§ Problem requirements
Retype the records below exactly as they appear, but leave out any pictures.

§ Materials provided
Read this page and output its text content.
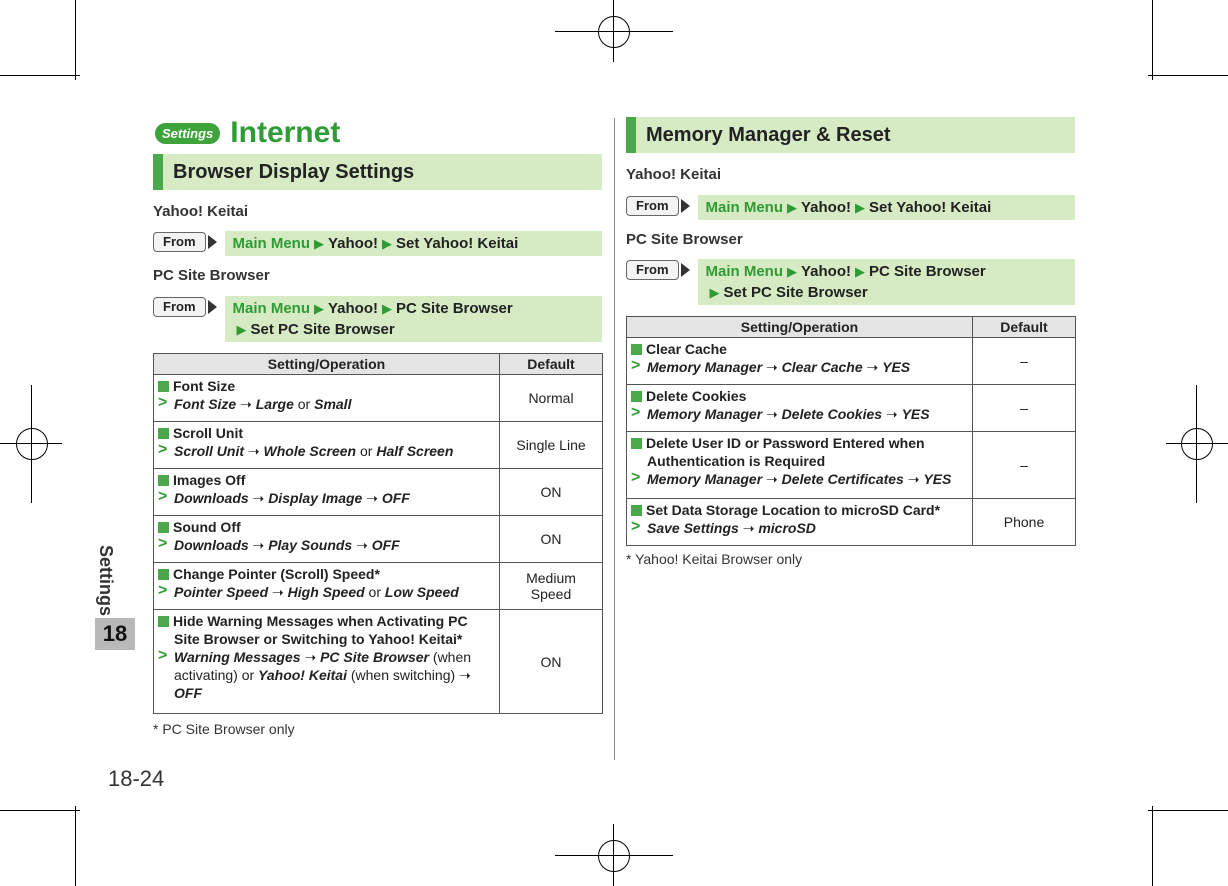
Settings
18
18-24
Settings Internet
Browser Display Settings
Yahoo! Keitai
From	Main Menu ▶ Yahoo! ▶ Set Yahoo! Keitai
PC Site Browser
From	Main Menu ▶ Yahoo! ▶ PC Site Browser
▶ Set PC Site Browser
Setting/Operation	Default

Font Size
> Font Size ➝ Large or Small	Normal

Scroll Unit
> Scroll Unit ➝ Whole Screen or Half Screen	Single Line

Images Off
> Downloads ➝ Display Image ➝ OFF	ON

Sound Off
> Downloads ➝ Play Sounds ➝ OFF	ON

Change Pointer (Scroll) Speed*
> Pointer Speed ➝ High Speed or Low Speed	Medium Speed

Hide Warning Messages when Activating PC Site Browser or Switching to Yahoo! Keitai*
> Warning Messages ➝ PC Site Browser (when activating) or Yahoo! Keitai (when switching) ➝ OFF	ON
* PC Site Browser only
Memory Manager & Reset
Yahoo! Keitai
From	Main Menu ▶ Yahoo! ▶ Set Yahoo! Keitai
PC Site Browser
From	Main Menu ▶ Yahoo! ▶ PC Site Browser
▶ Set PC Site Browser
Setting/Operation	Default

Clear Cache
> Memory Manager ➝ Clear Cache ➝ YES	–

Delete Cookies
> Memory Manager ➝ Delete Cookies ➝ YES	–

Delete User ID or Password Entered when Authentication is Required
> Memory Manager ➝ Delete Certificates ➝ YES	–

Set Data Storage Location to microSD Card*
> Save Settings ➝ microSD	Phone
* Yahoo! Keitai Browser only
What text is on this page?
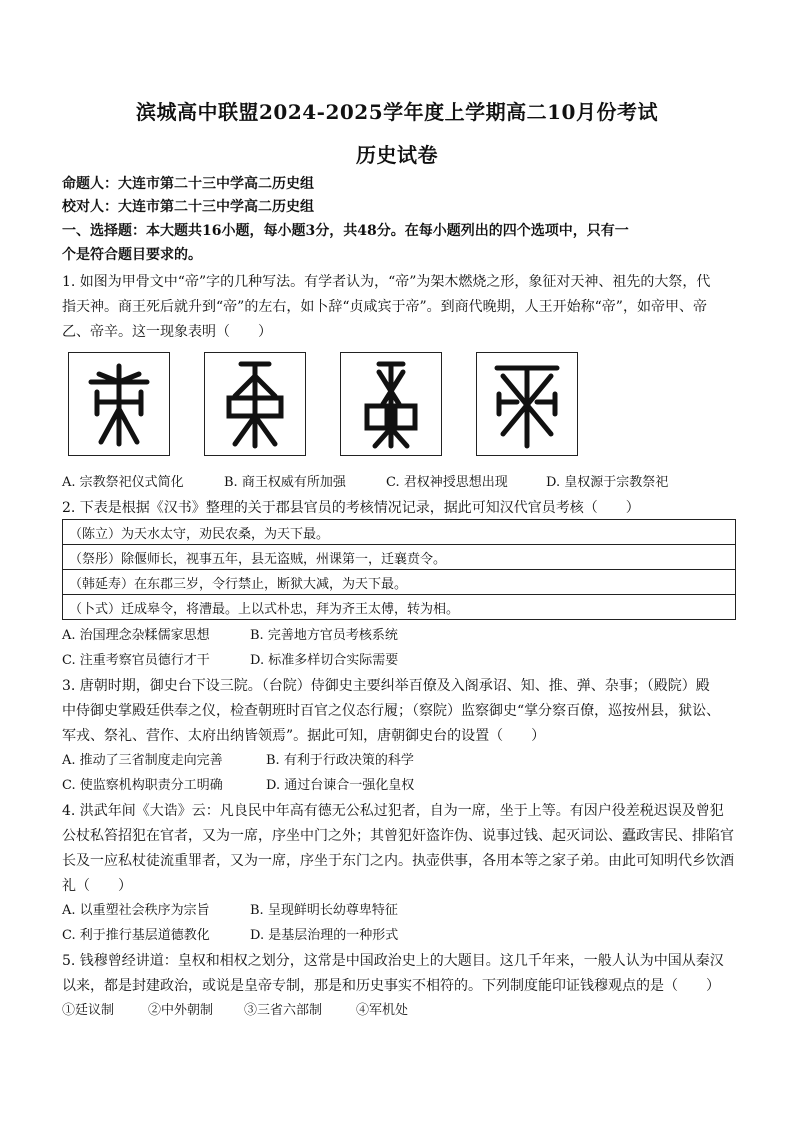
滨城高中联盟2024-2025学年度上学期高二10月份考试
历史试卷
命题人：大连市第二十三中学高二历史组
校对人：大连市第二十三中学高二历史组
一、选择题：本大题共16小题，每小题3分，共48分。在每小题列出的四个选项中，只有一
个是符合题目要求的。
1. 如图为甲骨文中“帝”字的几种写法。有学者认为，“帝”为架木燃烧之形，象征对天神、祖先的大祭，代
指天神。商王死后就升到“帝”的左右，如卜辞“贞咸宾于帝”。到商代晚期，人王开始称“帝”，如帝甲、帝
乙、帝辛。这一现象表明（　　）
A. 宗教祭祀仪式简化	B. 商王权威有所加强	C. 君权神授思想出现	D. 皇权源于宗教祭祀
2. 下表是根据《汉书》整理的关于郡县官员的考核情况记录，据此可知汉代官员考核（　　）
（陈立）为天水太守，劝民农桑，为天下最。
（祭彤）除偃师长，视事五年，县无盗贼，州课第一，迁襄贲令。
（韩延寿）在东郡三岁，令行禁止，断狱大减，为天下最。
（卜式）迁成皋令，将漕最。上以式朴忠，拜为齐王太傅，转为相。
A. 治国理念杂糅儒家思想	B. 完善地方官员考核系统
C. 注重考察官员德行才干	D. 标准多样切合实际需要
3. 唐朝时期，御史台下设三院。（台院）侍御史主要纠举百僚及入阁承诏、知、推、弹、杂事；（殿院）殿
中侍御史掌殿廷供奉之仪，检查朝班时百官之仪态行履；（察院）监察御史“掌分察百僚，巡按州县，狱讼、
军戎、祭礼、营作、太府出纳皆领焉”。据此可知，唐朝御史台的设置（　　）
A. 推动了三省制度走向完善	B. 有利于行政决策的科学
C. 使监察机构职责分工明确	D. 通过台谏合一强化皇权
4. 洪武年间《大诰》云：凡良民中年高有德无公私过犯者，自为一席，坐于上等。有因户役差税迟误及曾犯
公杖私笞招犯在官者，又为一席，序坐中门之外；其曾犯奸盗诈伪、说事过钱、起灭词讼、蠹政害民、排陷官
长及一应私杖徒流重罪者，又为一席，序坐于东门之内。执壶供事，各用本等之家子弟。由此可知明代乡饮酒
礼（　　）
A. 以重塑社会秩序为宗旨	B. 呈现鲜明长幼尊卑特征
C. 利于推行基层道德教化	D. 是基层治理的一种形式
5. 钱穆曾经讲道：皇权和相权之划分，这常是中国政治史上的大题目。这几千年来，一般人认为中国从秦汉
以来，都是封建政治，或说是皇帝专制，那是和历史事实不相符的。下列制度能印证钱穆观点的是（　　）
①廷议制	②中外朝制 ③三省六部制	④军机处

§ Answer
Read this page and output its text content.
Settings
18
18-24
Settings Internet
Browser Display Settings
Yahoo! Keitai
From	Main Menu ▶ Yahoo! ▶ Set Yahoo! Keitai
PC Site Browser
From	Main Menu ▶ Yahoo! ▶ PC Site Browser
▶ Set PC Site Browser
Setting/Operation	Default

Font Size
> Font Size ➝ Large or Small	Normal

Scroll Unit
> Scroll Unit ➝ Whole Screen or Half Screen	Single Line

Images Off
> Downloads ➝ Display Image ➝ OFF	ON

Sound Off
> Downloads ➝ Play Sounds ➝ OFF	ON

Change Pointer (Scroll) Speed*
> Pointer Speed ➝ High Speed or Low Speed	Medium Speed

Hide Warning Messages when Activating PC Site Browser or Switching to Yahoo! Keitai*
> Warning Messages ➝ PC Site Browser (when activating) or Yahoo! Keitai (when switching) ➝ OFF	ON
* PC Site Browser only
Memory Manager & Reset
Yahoo! Keitai
From	Main Menu ▶ Yahoo! ▶ Set Yahoo! Keitai
PC Site Browser
From	Main Menu ▶ Yahoo! ▶ PC Site Browser
▶ Set PC Site Browser
Setting/Operation	Default

Clear Cache
> Memory Manager ➝ Clear Cache ➝ YES	–

Delete Cookies
> Memory Manager ➝ Delete Cookies ➝ YES	–

Delete User ID or Password Entered when Authentication is Required
> Memory Manager ➝ Delete Certificates ➝ YES	–

Set Data Storage Location to microSD Card*
> Save Settings ➝ microSD	Phone
* Yahoo! Keitai Browser only
What text is on this page?
滨城高中联盟2024-2025学年度上学期高二10月份考试
历史试卷
命题人：大连市第二十三中学高二历史组
校对人：大连市第二十三中学高二历史组
一、选择题：本大题共16小题，每小题3分，共48分。在每小题列出的四个选项中，只有一
个是符合题目要求的。
1. 如图为甲骨文中“帝”字的几种写法。有学者认为，“帝”为架木燃烧之形，象征对天神、祖先的大祭，代
指天神。商王死后就升到“帝”的左右，如卜辞“贞咸宾于帝”。到商代晚期，人王开始称“帝”，如帝甲、帝
乙、帝辛。这一现象表明（　　）
A. 宗教祭祀仪式简化	B. 商王权威有所加强	C. 君权神授思想出现	D. 皇权源于宗教祭祀
2. 下表是根据《汉书》整理的关于郡县官员的考核情况记录，据此可知汉代官员考核（　　）
（陈立）为天水太守，劝民农桑，为天下最。
（祭彤）除偃师长，视事五年，县无盗贼，州课第一，迁襄贲令。
（韩延寿）在东郡三岁，令行禁止，断狱大减，为天下最。
（卜式）迁成皋令，将漕最。上以式朴忠，拜为齐王太傅，转为相。
A. 治国理念杂糅儒家思想	B. 完善地方官员考核系统
C. 注重考察官员德行才干	D. 标准多样切合实际需要
3. 唐朝时期，御史台下设三院。（台院）侍御史主要纠举百僚及入阁承诏、知、推、弹、杂事；（殿院）殿
中侍御史掌殿廷供奉之仪，检查朝班时百官之仪态行履；（察院）监察御史“掌分察百僚，巡按州县，狱讼、
军戎、祭礼、营作、太府出纳皆领焉”。据此可知，唐朝御史台的设置（　　）
A. 推动了三省制度走向完善	B. 有利于行政决策的科学
C. 使监察机构职责分工明确	D. 通过台谏合一强化皇权
4. 洪武年间《大诰》云：凡良民中年高有德无公私过犯者，自为一席，坐于上等。有因户役差税迟误及曾犯
公杖私笞招犯在官者，又为一席，序坐中门之外；其曾犯奸盗诈伪、说事过钱、起灭词讼、蠹政害民、排陷官
长及一应私杖徒流重罪者，又为一席，序坐于东门之内。执壶供事，各用本等之家子弟。由此可知明代乡饮酒
礼（　　）
A. 以重塑社会秩序为宗旨	B. 呈现鲜明长幼尊卑特征
C. 利于推行基层道德教化	D. 是基层治理的一种形式
5. 钱穆曾经讲道：皇权和相权之划分，这常是中国政治史上的大题目。这几千年来，一般人认为中国从秦汉
以来，都是封建政治，或说是皇帝专制，那是和历史事实不相符的。下列制度能印证钱穆观点的是（　　）
①廷议制	②中外朝制 ③三省六部制	④军机处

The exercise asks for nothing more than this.